Aim of the task: Pictures do not belong in the copy; transcribe everything else in the records exactly.

::: Entries shown :::

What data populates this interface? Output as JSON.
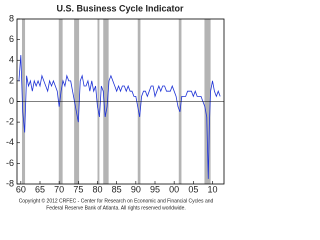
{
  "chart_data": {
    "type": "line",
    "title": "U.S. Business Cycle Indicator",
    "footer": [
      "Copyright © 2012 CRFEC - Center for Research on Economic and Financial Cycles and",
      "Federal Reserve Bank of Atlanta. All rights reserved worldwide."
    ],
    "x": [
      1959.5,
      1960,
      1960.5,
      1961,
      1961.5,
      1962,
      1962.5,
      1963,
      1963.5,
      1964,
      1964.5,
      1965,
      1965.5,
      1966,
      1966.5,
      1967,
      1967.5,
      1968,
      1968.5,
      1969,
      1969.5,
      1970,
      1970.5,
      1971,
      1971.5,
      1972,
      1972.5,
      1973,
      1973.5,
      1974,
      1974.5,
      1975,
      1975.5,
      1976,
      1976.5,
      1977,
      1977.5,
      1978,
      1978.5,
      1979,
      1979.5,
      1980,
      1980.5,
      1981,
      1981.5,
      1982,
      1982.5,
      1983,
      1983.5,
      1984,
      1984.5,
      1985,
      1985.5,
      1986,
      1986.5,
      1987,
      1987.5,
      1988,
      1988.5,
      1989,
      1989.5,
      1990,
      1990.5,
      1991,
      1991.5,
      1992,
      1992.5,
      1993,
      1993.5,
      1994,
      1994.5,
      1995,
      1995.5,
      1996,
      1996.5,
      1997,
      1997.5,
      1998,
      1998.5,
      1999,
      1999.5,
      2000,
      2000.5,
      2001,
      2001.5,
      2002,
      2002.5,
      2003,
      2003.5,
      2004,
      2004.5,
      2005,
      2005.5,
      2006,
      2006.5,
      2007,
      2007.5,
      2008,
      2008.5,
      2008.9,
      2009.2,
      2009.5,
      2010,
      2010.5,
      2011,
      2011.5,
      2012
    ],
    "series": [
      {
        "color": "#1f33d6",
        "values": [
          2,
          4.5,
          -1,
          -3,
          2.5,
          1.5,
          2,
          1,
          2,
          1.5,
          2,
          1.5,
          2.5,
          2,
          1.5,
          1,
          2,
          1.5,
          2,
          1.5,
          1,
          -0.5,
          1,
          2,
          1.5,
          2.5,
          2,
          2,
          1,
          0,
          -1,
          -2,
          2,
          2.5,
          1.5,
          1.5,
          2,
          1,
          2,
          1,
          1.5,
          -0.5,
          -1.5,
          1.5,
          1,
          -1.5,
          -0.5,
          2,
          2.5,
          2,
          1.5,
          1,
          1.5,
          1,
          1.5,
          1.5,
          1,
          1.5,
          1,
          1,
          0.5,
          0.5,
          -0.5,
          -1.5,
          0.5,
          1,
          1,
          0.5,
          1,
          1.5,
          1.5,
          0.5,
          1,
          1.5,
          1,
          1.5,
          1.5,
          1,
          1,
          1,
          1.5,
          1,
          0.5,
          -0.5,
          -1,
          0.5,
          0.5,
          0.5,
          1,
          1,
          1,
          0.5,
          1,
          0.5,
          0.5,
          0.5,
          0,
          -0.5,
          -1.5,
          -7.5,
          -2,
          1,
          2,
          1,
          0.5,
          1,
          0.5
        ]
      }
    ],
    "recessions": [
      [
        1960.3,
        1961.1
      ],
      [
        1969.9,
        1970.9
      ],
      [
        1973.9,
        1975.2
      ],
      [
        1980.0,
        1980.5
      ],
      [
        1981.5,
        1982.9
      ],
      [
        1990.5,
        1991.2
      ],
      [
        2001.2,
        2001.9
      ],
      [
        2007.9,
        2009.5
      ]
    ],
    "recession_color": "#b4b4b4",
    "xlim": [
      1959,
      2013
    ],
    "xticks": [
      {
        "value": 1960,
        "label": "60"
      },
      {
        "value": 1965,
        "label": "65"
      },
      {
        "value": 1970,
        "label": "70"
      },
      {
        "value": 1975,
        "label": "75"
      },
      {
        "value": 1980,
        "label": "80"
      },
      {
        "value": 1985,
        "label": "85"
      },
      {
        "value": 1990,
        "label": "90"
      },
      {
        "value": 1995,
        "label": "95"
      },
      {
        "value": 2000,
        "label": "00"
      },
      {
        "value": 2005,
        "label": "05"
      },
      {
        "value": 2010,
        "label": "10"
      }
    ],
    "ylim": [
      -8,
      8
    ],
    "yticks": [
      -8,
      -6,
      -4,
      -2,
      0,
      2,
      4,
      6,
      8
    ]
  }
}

:::

Solution for this problem:
What data populates this interface? Output as JSON.
{
  "chart_data": {
    "type": "line",
    "title": "U.S. Business Cycle Indicator",
    "footer": [
      "Copyright © 2012 CRFEC - Center for Research on Economic and Financial Cycles and",
      "Federal Reserve Bank of Atlanta. All rights reserved worldwide."
    ],
    "x": [
      1959.5,
      1960,
      1960.5,
      1961,
      1961.5,
      1962,
      1962.5,
      1963,
      1963.5,
      1964,
      1964.5,
      1965,
      1965.5,
      1966,
      1966.5,
      1967,
      1967.5,
      1968,
      1968.5,
      1969,
      1969.5,
      1970,
      1970.5,
      1971,
      1971.5,
      1972,
      1972.5,
      1973,
      1973.5,
      1974,
      1974.5,
      1975,
      1975.5,
      1976,
      1976.5,
      1977,
      1977.5,
      1978,
      1978.5,
      1979,
      1979.5,
      1980,
      1980.5,
      1981,
      1981.5,
      1982,
      1982.5,
      1983,
      1983.5,
      1984,
      1984.5,
      1985,
      1985.5,
      1986,
      1986.5,
      1987,
      1987.5,
      1988,
      1988.5,
      1989,
      1989.5,
      1990,
      1990.5,
      1991,
      1991.5,
      1992,
      1992.5,
      1993,
      1993.5,
      1994,
      1994.5,
      1995,
      1995.5,
      1996,
      1996.5,
      1997,
      1997.5,
      1998,
      1998.5,
      1999,
      1999.5,
      2000,
      2000.5,
      2001,
      2001.5,
      2002,
      2002.5,
      2003,
      2003.5,
      2004,
      2004.5,
      2005,
      2005.5,
      2006,
      2006.5,
      2007,
      2007.5,
      2008,
      2008.5,
      2008.9,
      2009.2,
      2009.5,
      2010,
      2010.5,
      2011,
      2011.5,
      2012
    ],
    "series": [
      {
        "color": "#1f33d6",
        "values": [
          2,
          4.5,
          -1,
          -3,
          2.5,
          1.5,
          2,
          1,
          2,
          1.5,
          2,
          1.5,
          2.5,
          2,
          1.5,
          1,
          2,
          1.5,
          2,
          1.5,
          1,
          -0.5,
          1,
          2,
          1.5,
          2.5,
          2,
          2,
          1,
          0,
          -1,
          -2,
          2,
          2.5,
          1.5,
          1.5,
          2,
          1,
          2,
          1,
          1.5,
          -0.5,
          -1.5,
          1.5,
          1,
          -1.5,
          -0.5,
          2,
          2.5,
          2,
          1.5,
          1,
          1.5,
          1,
          1.5,
          1.5,
          1,
          1.5,
          1,
          1,
          0.5,
          0.5,
          -0.5,
          -1.5,
          0.5,
          1,
          1,
          0.5,
          1,
          1.5,
          1.5,
          0.5,
          1,
          1.5,
          1,
          1.5,
          1.5,
          1,
          1,
          1,
          1.5,
          1,
          0.5,
          -0.5,
          -1,
          0.5,
          0.5,
          0.5,
          1,
          1,
          1,
          0.5,
          1,
          0.5,
          0.5,
          0.5,
          0,
          -0.5,
          -1.5,
          -7.5,
          -2,
          1,
          2,
          1,
          0.5,
          1,
          0.5
        ]
      }
    ],
    "recessions": [
      [
        1960.3,
        1961.1
      ],
      [
        1969.9,
        1970.9
      ],
      [
        1973.9,
        1975.2
      ],
      [
        1980.0,
        1980.5
      ],
      [
        1981.5,
        1982.9
      ],
      [
        1990.5,
        1991.2
      ],
      [
        2001.2,
        2001.9
      ],
      [
        2007.9,
        2009.5
      ]
    ],
    "recession_color": "#b4b4b4",
    "xlim": [
      1959,
      2013
    ],
    "xticks": [
      {
        "value": 1960,
        "label": "60"
      },
      {
        "value": 1965,
        "label": "65"
      },
      {
        "value": 1970,
        "label": "70"
      },
      {
        "value": 1975,
        "label": "75"
      },
      {
        "value": 1980,
        "label": "80"
      },
      {
        "value": 1985,
        "label": "85"
      },
      {
        "value": 1990,
        "label": "90"
      },
      {
        "value": 1995,
        "label": "95"
      },
      {
        "value": 2000,
        "label": "00"
      },
      {
        "value": 2005,
        "label": "05"
      },
      {
        "value": 2010,
        "label": "10"
      }
    ],
    "ylim": [
      -8,
      8
    ],
    "yticks": [
      -8,
      -6,
      -4,
      -2,
      0,
      2,
      4,
      6,
      8
    ]
  }
}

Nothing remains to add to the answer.